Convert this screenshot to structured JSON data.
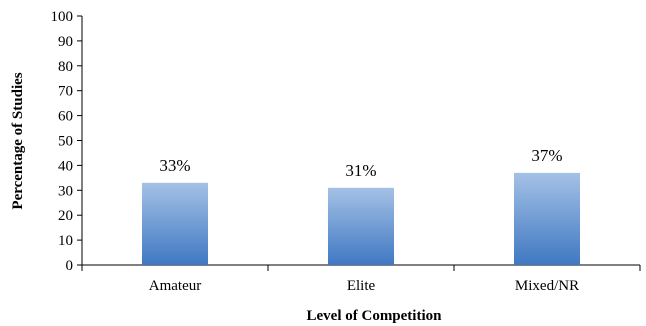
{
  "chart_data": {
    "type": "bar",
    "title": "",
    "xlabel": "Level of Competition",
    "ylabel": "Percentage of Studies",
    "categories": [
      "Amateur",
      "Elite",
      "Mixed/NR"
    ],
    "values": [
      33,
      31,
      37
    ],
    "data_labels": [
      "33%",
      "31%",
      "37%"
    ],
    "ylim": [
      0,
      100
    ],
    "yticks": [
      0,
      10,
      20,
      30,
      40,
      50,
      60,
      70,
      80,
      90,
      100
    ],
    "grid": false,
    "legend": "none",
    "colors": {
      "bar_top": "#a4c1e6",
      "bar_bottom": "#3f78c2",
      "axis": "#000000"
    }
  }
}
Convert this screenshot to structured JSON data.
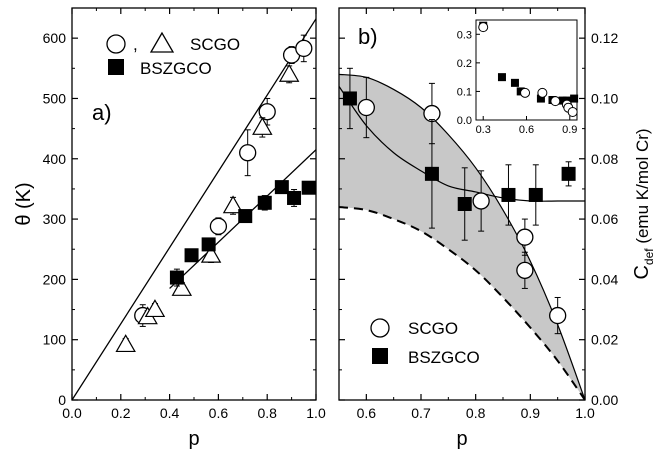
{
  "chart_data": [
    {
      "panel": "a)",
      "type": "scatter",
      "xlabel": "p",
      "ylabel": "θ (K)",
      "xlim": [
        0.0,
        1.0
      ],
      "ylim": [
        0,
        650
      ],
      "xticks": [
        "0.0",
        "0.2",
        "0.4",
        "0.6",
        "0.8",
        "1.0"
      ],
      "yticks": [
        "0",
        "100",
        "200",
        "300",
        "400",
        "500",
        "600"
      ],
      "legend": {
        "line1": "○ , △  SCGO",
        "line2": "BSZGCO",
        "placement": "top-left"
      },
      "series": [
        {
          "name": "SCGO",
          "marker": "circle",
          "points": [
            {
              "x": 0.29,
              "y": 140,
              "err": 18
            },
            {
              "x": 0.6,
              "y": 288,
              "err": 14
            },
            {
              "x": 0.72,
              "y": 410,
              "err": 38
            },
            {
              "x": 0.8,
              "y": 478,
              "err": 22
            },
            {
              "x": 0.9,
              "y": 572,
              "err": 14
            },
            {
              "x": 0.95,
              "y": 583,
              "err": 22
            }
          ]
        },
        {
          "name": "SCGO",
          "marker": "triangle",
          "points": [
            {
              "x": 0.22,
              "y": 92,
              "err": 10
            },
            {
              "x": 0.31,
              "y": 138,
              "err": 10
            },
            {
              "x": 0.34,
              "y": 150,
              "err": 10
            },
            {
              "x": 0.45,
              "y": 185,
              "err": 10
            },
            {
              "x": 0.57,
              "y": 240,
              "err": 12
            },
            {
              "x": 0.66,
              "y": 322,
              "err": 14
            },
            {
              "x": 0.78,
              "y": 452,
              "err": 16
            },
            {
              "x": 0.89,
              "y": 540,
              "err": 14
            }
          ]
        },
        {
          "name": "BSZGCO",
          "marker": "square",
          "points": [
            {
              "x": 0.43,
              "y": 203,
              "err": 14
            },
            {
              "x": 0.49,
              "y": 240,
              "err": 10
            },
            {
              "x": 0.56,
              "y": 258,
              "err": 10
            },
            {
              "x": 0.71,
              "y": 305,
              "err": 8
            },
            {
              "x": 0.79,
              "y": 327,
              "err": 12
            },
            {
              "x": 0.86,
              "y": 353,
              "err": 10
            },
            {
              "x": 0.91,
              "y": 335,
              "err": 14
            },
            {
              "x": 0.97,
              "y": 352,
              "err": 10
            }
          ]
        }
      ],
      "fit_lines": [
        {
          "x": [
            0.0,
            1.0
          ],
          "y": [
            0,
            632
          ]
        },
        {
          "x": [
            0.4,
            1.0
          ],
          "y": [
            185,
            415
          ]
        }
      ]
    },
    {
      "panel": "b)",
      "type": "scatter",
      "xlabel": "p",
      "ylabel": "C",
      "ylabel_sub": "def",
      "ylabel_rest": " (emu K/mol Cr)",
      "xlim": [
        0.55,
        1.0
      ],
      "ylim": [
        0.0,
        0.13
      ],
      "xticks": [
        "0.6",
        "0.7",
        "0.8",
        "0.9",
        "1.0"
      ],
      "yticks": [
        "0.00",
        "0.02",
        "0.04",
        "0.06",
        "0.08",
        "0.10",
        "0.12"
      ],
      "legend": {
        "entries": [
          "SCGO",
          "BSZGCO"
        ],
        "placement": "bottom-left"
      },
      "series": [
        {
          "name": "SCGO",
          "marker": "circle",
          "points": [
            {
              "x": 0.6,
              "y": 0.097,
              "err": 0.01
            },
            {
              "x": 0.72,
              "y": 0.095,
              "err": 0.01
            },
            {
              "x": 0.81,
              "y": 0.066,
              "err": 0.01
            },
            {
              "x": 0.89,
              "y": 0.054,
              "err": 0.006
            },
            {
              "x": 0.89,
              "y": 0.043,
              "err": 0.006
            },
            {
              "x": 0.95,
              "y": 0.028,
              "err": 0.006
            }
          ]
        },
        {
          "name": "BSZGCO",
          "marker": "square",
          "points": [
            {
              "x": 0.57,
              "y": 0.1,
              "err": 0.01
            },
            {
              "x": 0.72,
              "y": 0.075,
              "err": 0.018
            },
            {
              "x": 0.78,
              "y": 0.065,
              "err": 0.012
            },
            {
              "x": 0.86,
              "y": 0.068,
              "err": 0.01
            },
            {
              "x": 0.91,
              "y": 0.068,
              "err": 0.01
            },
            {
              "x": 0.97,
              "y": 0.075,
              "err": 0.004
            }
          ]
        }
      ],
      "shaded_band_upper": {
        "x": [
          0.55,
          0.6,
          0.65,
          0.7,
          0.75,
          0.8,
          0.85,
          0.9,
          0.95,
          1.0
        ],
        "y": [
          0.108,
          0.107,
          0.103,
          0.097,
          0.088,
          0.077,
          0.063,
          0.046,
          0.025,
          0.0
        ]
      },
      "dashed_curve": {
        "x": [
          0.55,
          0.6,
          0.65,
          0.7,
          0.75,
          0.8,
          0.85,
          0.9,
          0.95,
          1.0
        ],
        "y": [
          0.064,
          0.063,
          0.06,
          0.056,
          0.05,
          0.043,
          0.034,
          0.024,
          0.013,
          0.0
        ]
      },
      "solid_fit": {
        "x": [
          0.55,
          0.6,
          0.65,
          0.7,
          0.75,
          0.8,
          0.85,
          0.9,
          0.95,
          1.0
        ],
        "y": [
          0.104,
          0.091,
          0.082,
          0.076,
          0.071,
          0.069,
          0.067,
          0.066,
          0.066,
          0.066
        ]
      },
      "inset": {
        "xlim": [
          0.25,
          0.95
        ],
        "ylim": [
          0.0,
          0.35
        ],
        "xticks": [
          "0.3",
          "0.6",
          "0.9"
        ],
        "yticks": [
          "0.0",
          "0.1",
          "0.2",
          "0.3"
        ],
        "squares": [
          {
            "x": 0.3,
            "y": 0.33
          },
          {
            "x": 0.43,
            "y": 0.15
          },
          {
            "x": 0.52,
            "y": 0.13
          },
          {
            "x": 0.56,
            "y": 0.1
          },
          {
            "x": 0.7,
            "y": 0.075
          },
          {
            "x": 0.78,
            "y": 0.07
          },
          {
            "x": 0.85,
            "y": 0.068
          },
          {
            "x": 0.88,
            "y": 0.068
          },
          {
            "x": 0.93,
            "y": 0.075
          }
        ],
        "circles": [
          {
            "x": 0.3,
            "y": 0.325
          },
          {
            "x": 0.59,
            "y": 0.095
          },
          {
            "x": 0.71,
            "y": 0.095
          },
          {
            "x": 0.8,
            "y": 0.066
          },
          {
            "x": 0.88,
            "y": 0.054
          },
          {
            "x": 0.89,
            "y": 0.043
          },
          {
            "x": 0.92,
            "y": 0.028
          }
        ]
      }
    }
  ]
}
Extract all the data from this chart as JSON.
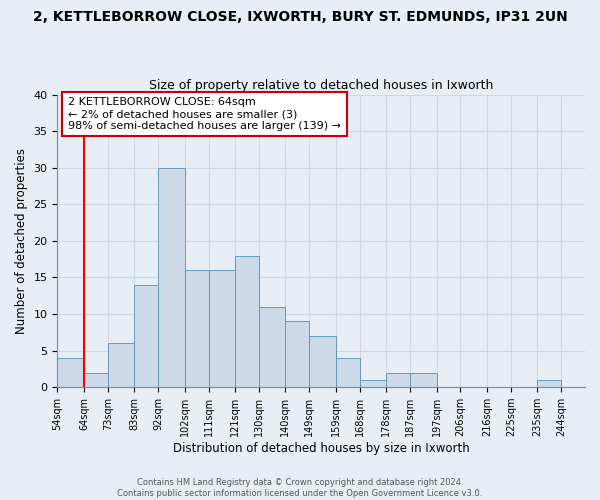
{
  "title": "2, KETTLEBORROW CLOSE, IXWORTH, BURY ST. EDMUNDS, IP31 2UN",
  "subtitle": "Size of property relative to detached houses in Ixworth",
  "xlabel": "Distribution of detached houses by size in Ixworth",
  "ylabel": "Number of detached properties",
  "categories": [
    "54sqm",
    "64sqm",
    "73sqm",
    "83sqm",
    "92sqm",
    "102sqm",
    "111sqm",
    "121sqm",
    "130sqm",
    "140sqm",
    "149sqm",
    "159sqm",
    "168sqm",
    "178sqm",
    "187sqm",
    "197sqm",
    "206sqm",
    "216sqm",
    "225sqm",
    "235sqm",
    "244sqm"
  ],
  "bar_edges": [
    54,
    64,
    73,
    83,
    92,
    102,
    111,
    121,
    130,
    140,
    149,
    159,
    168,
    178,
    187,
    197,
    206,
    216,
    225,
    235,
    244
  ],
  "bar_widths": [
    10,
    9,
    10,
    9,
    10,
    9,
    10,
    9,
    10,
    9,
    10,
    9,
    10,
    9,
    10,
    9,
    10,
    9,
    10,
    9,
    9
  ],
  "values": [
    4,
    2,
    6,
    14,
    30,
    16,
    16,
    18,
    11,
    9,
    7,
    4,
    1,
    2,
    2,
    0,
    0,
    0,
    0,
    1,
    0
  ],
  "bar_color": "#ccd9e8",
  "bar_edge_color": "#6699bb",
  "red_line_x": 64,
  "ylim": [
    0,
    40
  ],
  "yticks": [
    0,
    5,
    10,
    15,
    20,
    25,
    30,
    35,
    40
  ],
  "annotation_title": "2 KETTLEBORROW CLOSE: 64sqm",
  "annotation_line1": "← 2% of detached houses are smaller (3)",
  "annotation_line2": "98% of semi-detached houses are larger (139) →",
  "annotation_box_color": "#ffffff",
  "annotation_box_edge": "#cc0000",
  "grid_color": "#d0d8e4",
  "background_color": "#e8eef5",
  "footer_line1": "Contains HM Land Registry data © Crown copyright and database right 2024.",
  "footer_line2": "Contains public sector information licensed under the Open Government Licence v3.0."
}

> **Work to complete**:
Copy out every line holding the string "detached".

> **Correct answer**:
  "subtitle": "Size of property relative to detached houses in Ixworth",
  "xlabel": "Distribution of detached houses by size in Ixworth",
  "ylabel": "Number of detached properties",
  "annotation_line1": "← 2% of detached houses are smaller (3)",
  "annotation_line2": "98% of semi-detached houses are larger (139) →",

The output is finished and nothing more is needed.